■ EXERCISE PROMPT:
Of all the lines in the material, how many contain the word "Measurement"? State the number alone.

■ DATA LISTING:
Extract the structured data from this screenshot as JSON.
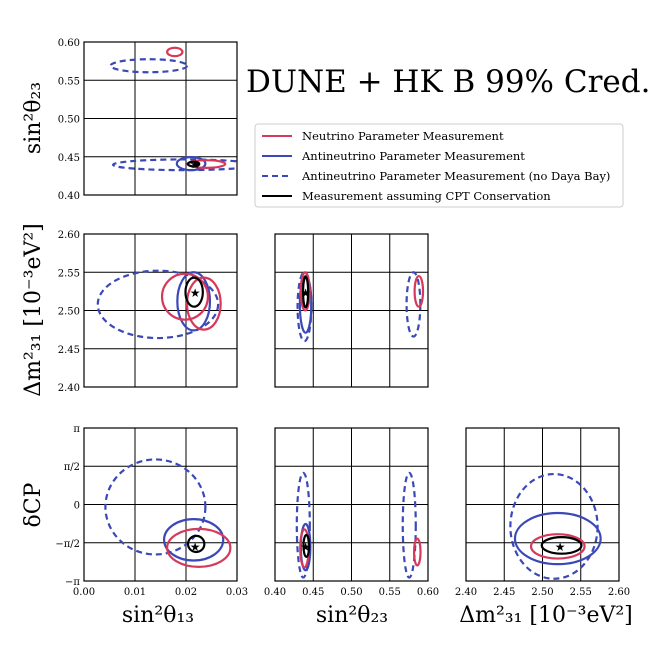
{
  "chart_data": {
    "type": "corner-contour",
    "title": "DUNE  +  HK B 99% Cred.",
    "colors": {
      "neutrino": "#d63a5a",
      "antineutrino": "#3a48b8",
      "cpt": "#000000",
      "grid": "#000000"
    },
    "legend": {
      "placement": "center-right",
      "items": [
        {
          "label": "Neutrino Parameter Measurement",
          "color": "#d63a5a",
          "dash": false
        },
        {
          "label": "Antineutrino Parameter Measurement",
          "color": "#3a48b8",
          "dash": false
        },
        {
          "label": "Antineutrino Parameter Measurement (no Daya Bay)",
          "color": "#3a48b8",
          "dash": true
        },
        {
          "label": "Measurement assuming CPT Conservation",
          "color": "#000000",
          "dash": false
        }
      ]
    },
    "axes": {
      "s13": {
        "label": "sin²θ₁₃",
        "range": [
          0.0,
          0.03
        ],
        "ticks": [
          0.0,
          0.01,
          0.02,
          0.03
        ],
        "tick_labels": [
          "0.00",
          "0.01",
          "0.02",
          "0.03"
        ]
      },
      "s23": {
        "label": "sin²θ₂₃",
        "range": [
          0.4,
          0.6
        ],
        "ticks": [
          0.4,
          0.45,
          0.5,
          0.55,
          0.6
        ],
        "tick_labels": [
          "0.40",
          "0.45",
          "0.50",
          "0.55",
          "0.60"
        ]
      },
      "dm": {
        "label": "Δm²₃₁ [10⁻³eV²]",
        "range": [
          2.4,
          2.6
        ],
        "ticks": [
          2.4,
          2.45,
          2.5,
          2.55,
          2.6
        ],
        "tick_labels": [
          "2.40",
          "2.45",
          "2.50",
          "2.55",
          "2.60"
        ]
      },
      "dcp": {
        "label": "δCP",
        "range": [
          -3.14159,
          3.14159
        ],
        "ticks": [
          -3.14159,
          -1.5708,
          0,
          1.5708,
          3.14159
        ],
        "tick_labels": [
          "−π",
          "−π/2",
          "0",
          "π/2",
          "π"
        ]
      }
    },
    "best_fit": {
      "s13": 0.0218,
      "s23": 0.44,
      "dm": 2.523,
      "dcp": -1.75
    },
    "panels": [
      {
        "name": "s13-vs-s23",
        "x": "s13",
        "y": "s23",
        "contours": [
          {
            "series": "antineutrino-no-dayabay",
            "ellipses": [
              {
                "cx": 0.0127,
                "cy": 0.569,
                "rx": 0.0075,
                "ry": 0.0085
              },
              {
                "cx": 0.0195,
                "cy": 0.4395,
                "rx": 0.0138,
                "ry": 0.007
              }
            ]
          },
          {
            "series": "antineutrino",
            "ellipses": [
              {
                "cx": 0.021,
                "cy": 0.441,
                "rx": 0.0028,
                "ry": 0.0085
              }
            ]
          },
          {
            "series": "neutrino",
            "ellipses": [
              {
                "cx": 0.0178,
                "cy": 0.587,
                "rx": 0.0015,
                "ry": 0.0055
              },
              {
                "cx": 0.024,
                "cy": 0.4405,
                "rx": 0.0037,
                "ry": 0.005
              }
            ]
          },
          {
            "series": "cpt",
            "ellipses": [
              {
                "cx": 0.0215,
                "cy": 0.4405,
                "rx": 0.0011,
                "ry": 0.003
              }
            ]
          }
        ]
      },
      {
        "name": "s13-vs-dm",
        "x": "s13",
        "y": "dm",
        "contours": [
          {
            "series": "antineutrino-no-dayabay",
            "ellipses": [
              {
                "cx": 0.0145,
                "cy": 2.508,
                "rx": 0.0118,
                "ry": 0.044
              }
            ]
          },
          {
            "series": "antineutrino",
            "ellipses": [
              {
                "cx": 0.0215,
                "cy": 2.512,
                "rx": 0.0032,
                "ry": 0.038
              }
            ]
          },
          {
            "series": "neutrino",
            "ellipses": [
              {
                "cx": 0.0198,
                "cy": 2.518,
                "rx": 0.0045,
                "ry": 0.03
              },
              {
                "cx": 0.0235,
                "cy": 2.509,
                "rx": 0.0033,
                "ry": 0.034
              }
            ]
          },
          {
            "series": "cpt",
            "ellipses": [
              {
                "cx": 0.0216,
                "cy": 2.524,
                "rx": 0.0017,
                "ry": 0.019
              }
            ]
          }
        ]
      },
      {
        "name": "s23-vs-dm",
        "x": "s23",
        "y": "dm",
        "contours": [
          {
            "series": "antineutrino-no-dayabay",
            "ellipses": [
              {
                "cx": 0.4385,
                "cy": 2.505,
                "rx": 0.009,
                "ry": 0.045
              },
              {
                "cx": 0.581,
                "cy": 2.508,
                "rx": 0.009,
                "ry": 0.042
              }
            ]
          },
          {
            "series": "antineutrino",
            "ellipses": [
              {
                "cx": 0.44,
                "cy": 2.508,
                "rx": 0.0075,
                "ry": 0.037
              }
            ]
          },
          {
            "series": "neutrino",
            "ellipses": [
              {
                "cx": 0.4395,
                "cy": 2.525,
                "rx": 0.0058,
                "ry": 0.025
              },
              {
                "cx": 0.588,
                "cy": 2.525,
                "rx": 0.0055,
                "ry": 0.02
              }
            ]
          },
          {
            "series": "cpt",
            "ellipses": [
              {
                "cx": 0.44,
                "cy": 2.524,
                "rx": 0.0033,
                "ry": 0.02
              }
            ]
          }
        ]
      },
      {
        "name": "s13-vs-dcp",
        "x": "s13",
        "y": "dcp",
        "contours": [
          {
            "series": "antineutrino-no-dayabay",
            "ellipses": [
              {
                "cx": 0.014,
                "cy": -0.1,
                "rx": 0.0098,
                "ry": 1.95
              }
            ]
          },
          {
            "series": "antineutrino",
            "ellipses": [
              {
                "cx": 0.0215,
                "cy": -1.45,
                "rx": 0.0058,
                "ry": 0.85
              }
            ]
          },
          {
            "series": "neutrino",
            "ellipses": [
              {
                "cx": 0.0225,
                "cy": -1.78,
                "rx": 0.0062,
                "ry": 0.78
              }
            ]
          },
          {
            "series": "cpt",
            "ellipses": [
              {
                "cx": 0.022,
                "cy": -1.62,
                "rx": 0.0016,
                "ry": 0.33
              }
            ]
          }
        ]
      },
      {
        "name": "s23-vs-dcp",
        "x": "s23",
        "y": "dcp",
        "contours": [
          {
            "series": "antineutrino-no-dayabay",
            "ellipses": [
              {
                "cx": 0.437,
                "cy": -0.85,
                "rx": 0.0085,
                "ry": 2.15
              },
              {
                "cx": 0.5755,
                "cy": -0.85,
                "rx": 0.0085,
                "ry": 2.15
              }
            ]
          },
          {
            "series": "antineutrino",
            "ellipses": [
              {
                "cx": 0.44,
                "cy": -1.75,
                "rx": 0.0062,
                "ry": 0.95
              }
            ]
          },
          {
            "series": "neutrino",
            "ellipses": [
              {
                "cx": 0.4385,
                "cy": -1.8,
                "rx": 0.0055,
                "ry": 0.78
              },
              {
                "cx": 0.586,
                "cy": -1.95,
                "rx": 0.0042,
                "ry": 0.55
              }
            ]
          },
          {
            "series": "cpt",
            "ellipses": [
              {
                "cx": 0.441,
                "cy": -1.7,
                "rx": 0.0038,
                "ry": 0.45
              }
            ]
          }
        ]
      },
      {
        "name": "dm-vs-dcp",
        "x": "dm",
        "y": "dcp",
        "contours": [
          {
            "series": "antineutrino-no-dayabay",
            "ellipses": [
              {
                "cx": 2.515,
                "cy": -0.9,
                "rx": 0.057,
                "ry": 2.15
              }
            ]
          },
          {
            "series": "antineutrino",
            "ellipses": [
              {
                "cx": 2.52,
                "cy": -1.4,
                "rx": 0.056,
                "ry": 1.05
              }
            ]
          },
          {
            "series": "neutrino",
            "ellipses": [
              {
                "cx": 2.52,
                "cy": -1.72,
                "rx": 0.035,
                "ry": 0.5
              }
            ]
          },
          {
            "series": "cpt",
            "ellipses": [
              {
                "cx": 2.525,
                "cy": -1.68,
                "rx": 0.026,
                "ry": 0.34
              }
            ]
          }
        ]
      }
    ]
  }
}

■ CORRECT OUTPUT:
4